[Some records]
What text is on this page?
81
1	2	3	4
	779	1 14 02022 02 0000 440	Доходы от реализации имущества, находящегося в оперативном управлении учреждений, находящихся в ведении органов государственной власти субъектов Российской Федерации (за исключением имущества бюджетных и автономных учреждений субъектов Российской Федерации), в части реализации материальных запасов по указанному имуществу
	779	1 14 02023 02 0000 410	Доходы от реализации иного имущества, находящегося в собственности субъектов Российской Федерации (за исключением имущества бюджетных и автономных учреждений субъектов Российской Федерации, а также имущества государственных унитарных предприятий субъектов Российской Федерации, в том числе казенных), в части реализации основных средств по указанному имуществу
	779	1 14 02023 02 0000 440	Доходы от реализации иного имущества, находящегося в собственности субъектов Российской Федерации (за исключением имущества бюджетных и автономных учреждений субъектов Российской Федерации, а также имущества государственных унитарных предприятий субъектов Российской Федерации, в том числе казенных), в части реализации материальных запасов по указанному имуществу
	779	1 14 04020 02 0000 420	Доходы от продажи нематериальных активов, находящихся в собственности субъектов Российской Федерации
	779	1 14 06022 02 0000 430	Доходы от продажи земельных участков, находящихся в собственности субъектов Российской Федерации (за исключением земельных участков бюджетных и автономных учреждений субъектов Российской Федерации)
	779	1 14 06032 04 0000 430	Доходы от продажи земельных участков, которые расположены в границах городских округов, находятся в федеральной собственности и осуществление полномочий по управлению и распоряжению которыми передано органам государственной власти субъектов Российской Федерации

==

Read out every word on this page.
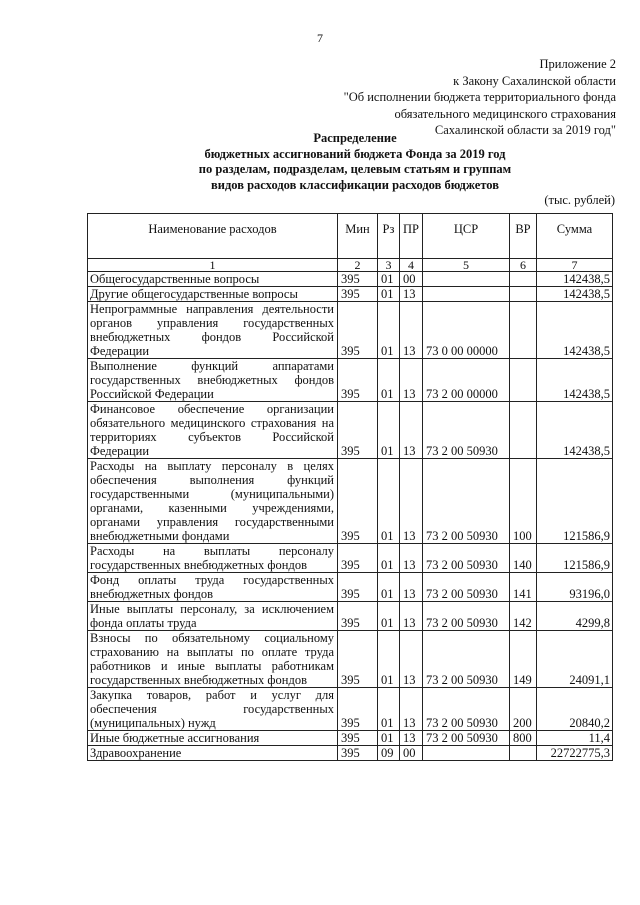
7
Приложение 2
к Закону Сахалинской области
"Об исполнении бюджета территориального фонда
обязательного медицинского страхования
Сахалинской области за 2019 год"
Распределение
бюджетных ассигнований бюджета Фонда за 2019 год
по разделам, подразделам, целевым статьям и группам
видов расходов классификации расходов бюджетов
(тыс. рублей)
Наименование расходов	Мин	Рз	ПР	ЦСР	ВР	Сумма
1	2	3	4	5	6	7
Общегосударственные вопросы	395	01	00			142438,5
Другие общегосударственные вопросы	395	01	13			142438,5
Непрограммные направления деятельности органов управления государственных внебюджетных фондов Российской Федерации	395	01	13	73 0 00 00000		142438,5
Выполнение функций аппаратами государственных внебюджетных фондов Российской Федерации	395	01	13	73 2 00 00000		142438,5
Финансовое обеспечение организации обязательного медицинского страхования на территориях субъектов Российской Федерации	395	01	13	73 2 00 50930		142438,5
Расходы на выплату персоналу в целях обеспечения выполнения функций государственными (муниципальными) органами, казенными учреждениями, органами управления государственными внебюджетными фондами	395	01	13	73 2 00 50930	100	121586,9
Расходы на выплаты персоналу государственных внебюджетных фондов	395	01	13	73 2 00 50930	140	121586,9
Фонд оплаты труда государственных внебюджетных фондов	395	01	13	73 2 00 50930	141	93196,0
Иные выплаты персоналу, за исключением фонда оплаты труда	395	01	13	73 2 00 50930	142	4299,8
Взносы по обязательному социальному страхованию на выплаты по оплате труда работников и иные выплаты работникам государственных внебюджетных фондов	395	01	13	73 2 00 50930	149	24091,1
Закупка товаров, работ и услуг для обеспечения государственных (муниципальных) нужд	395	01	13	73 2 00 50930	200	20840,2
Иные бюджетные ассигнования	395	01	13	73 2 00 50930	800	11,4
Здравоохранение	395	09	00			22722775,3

...

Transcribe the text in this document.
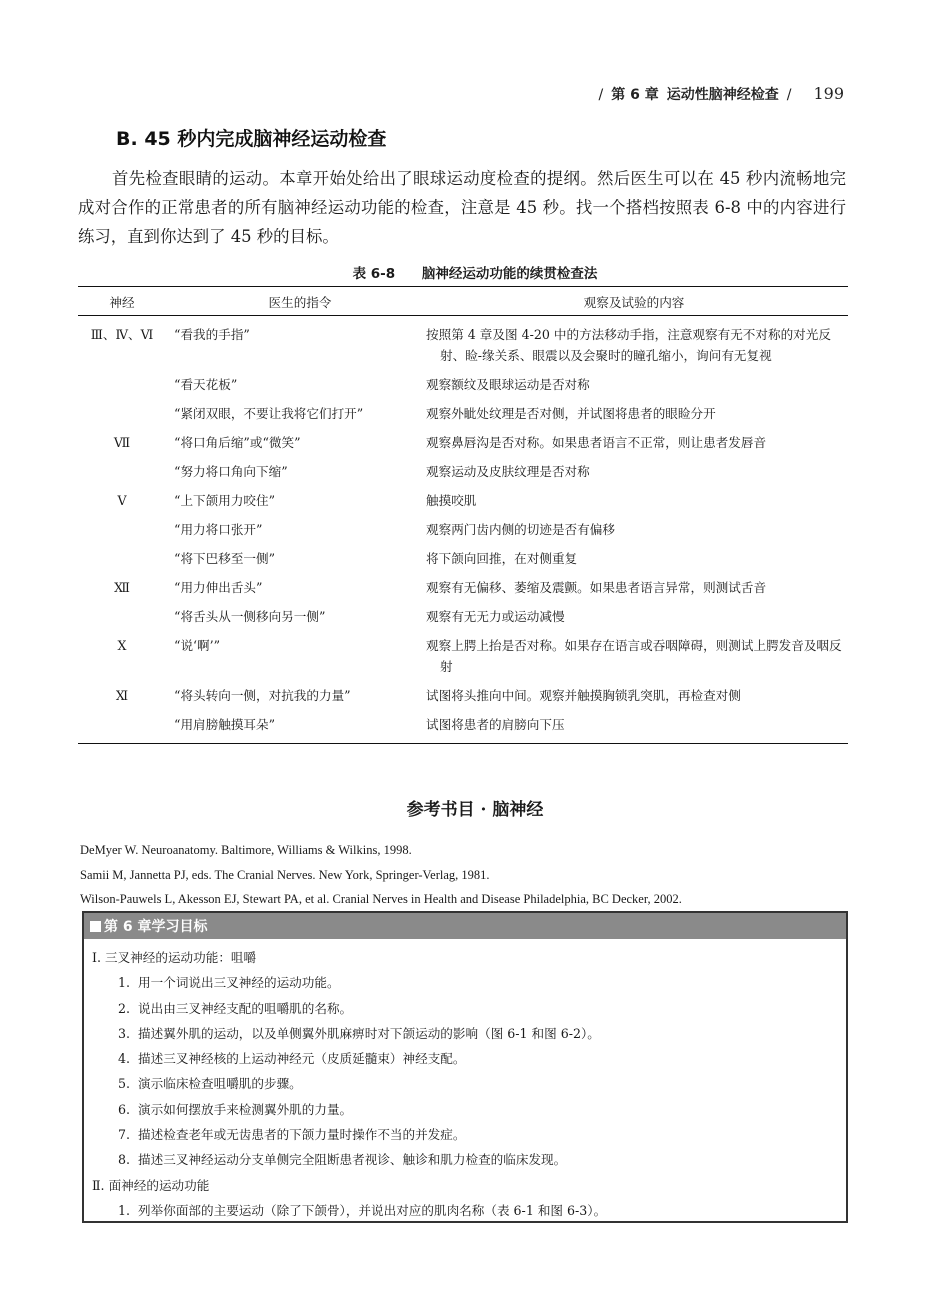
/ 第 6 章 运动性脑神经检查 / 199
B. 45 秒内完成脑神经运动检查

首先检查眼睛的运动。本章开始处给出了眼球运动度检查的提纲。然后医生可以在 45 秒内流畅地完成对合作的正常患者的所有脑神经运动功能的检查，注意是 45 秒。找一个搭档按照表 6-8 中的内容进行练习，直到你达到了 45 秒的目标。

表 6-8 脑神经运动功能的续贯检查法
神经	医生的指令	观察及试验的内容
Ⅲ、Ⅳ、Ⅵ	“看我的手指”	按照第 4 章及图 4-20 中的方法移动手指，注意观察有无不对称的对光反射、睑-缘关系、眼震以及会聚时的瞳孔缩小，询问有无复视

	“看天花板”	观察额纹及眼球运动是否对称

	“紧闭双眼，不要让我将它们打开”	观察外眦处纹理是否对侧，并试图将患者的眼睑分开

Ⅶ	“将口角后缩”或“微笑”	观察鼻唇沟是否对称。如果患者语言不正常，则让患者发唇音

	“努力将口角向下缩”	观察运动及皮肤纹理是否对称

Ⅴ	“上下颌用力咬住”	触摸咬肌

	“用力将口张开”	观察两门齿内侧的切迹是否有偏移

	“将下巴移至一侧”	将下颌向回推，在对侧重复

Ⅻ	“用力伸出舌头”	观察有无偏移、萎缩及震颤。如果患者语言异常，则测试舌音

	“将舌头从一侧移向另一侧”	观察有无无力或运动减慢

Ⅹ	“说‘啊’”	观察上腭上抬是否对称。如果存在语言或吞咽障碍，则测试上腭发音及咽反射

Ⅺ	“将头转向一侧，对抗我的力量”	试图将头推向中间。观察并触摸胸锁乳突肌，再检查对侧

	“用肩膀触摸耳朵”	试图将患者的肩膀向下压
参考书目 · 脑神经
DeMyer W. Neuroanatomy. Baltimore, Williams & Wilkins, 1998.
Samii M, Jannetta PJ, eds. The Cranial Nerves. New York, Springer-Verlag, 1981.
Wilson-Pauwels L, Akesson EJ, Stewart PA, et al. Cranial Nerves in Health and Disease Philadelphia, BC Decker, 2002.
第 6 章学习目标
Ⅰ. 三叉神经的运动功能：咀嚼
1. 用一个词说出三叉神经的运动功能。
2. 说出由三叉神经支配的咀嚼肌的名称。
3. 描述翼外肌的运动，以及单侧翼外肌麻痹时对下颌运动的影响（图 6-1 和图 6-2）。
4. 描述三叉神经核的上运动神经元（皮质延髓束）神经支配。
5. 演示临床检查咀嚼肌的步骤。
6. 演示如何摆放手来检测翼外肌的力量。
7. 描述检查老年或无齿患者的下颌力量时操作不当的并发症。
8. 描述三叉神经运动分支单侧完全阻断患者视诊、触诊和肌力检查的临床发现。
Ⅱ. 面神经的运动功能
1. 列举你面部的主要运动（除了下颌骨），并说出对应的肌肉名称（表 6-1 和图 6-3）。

What the task requires ▸ Find the string "this" in the listing and return every line that holds it.

Final result ▸
What text is on this page?
Read out every word on this page.
Transcribe the text in this document.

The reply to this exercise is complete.